▸ Problem requirements
Give only the number of lines where "color" occurs.

* START *

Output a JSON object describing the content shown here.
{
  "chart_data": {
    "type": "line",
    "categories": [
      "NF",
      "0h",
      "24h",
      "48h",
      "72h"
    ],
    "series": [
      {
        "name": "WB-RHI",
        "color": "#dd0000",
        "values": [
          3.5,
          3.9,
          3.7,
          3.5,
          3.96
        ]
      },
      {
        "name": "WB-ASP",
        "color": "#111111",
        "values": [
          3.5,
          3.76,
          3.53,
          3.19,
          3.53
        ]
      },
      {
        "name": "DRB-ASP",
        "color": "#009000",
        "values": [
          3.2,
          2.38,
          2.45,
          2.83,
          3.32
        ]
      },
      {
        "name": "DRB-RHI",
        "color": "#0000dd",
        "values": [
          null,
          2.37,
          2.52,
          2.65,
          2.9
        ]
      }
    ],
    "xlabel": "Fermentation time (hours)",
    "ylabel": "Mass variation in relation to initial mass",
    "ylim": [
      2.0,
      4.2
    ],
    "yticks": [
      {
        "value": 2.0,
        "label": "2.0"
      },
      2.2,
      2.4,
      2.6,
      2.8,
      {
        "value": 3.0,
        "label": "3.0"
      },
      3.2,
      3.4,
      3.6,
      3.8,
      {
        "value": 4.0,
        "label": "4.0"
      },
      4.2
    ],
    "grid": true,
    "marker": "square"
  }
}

* END *

▸ Task answer
4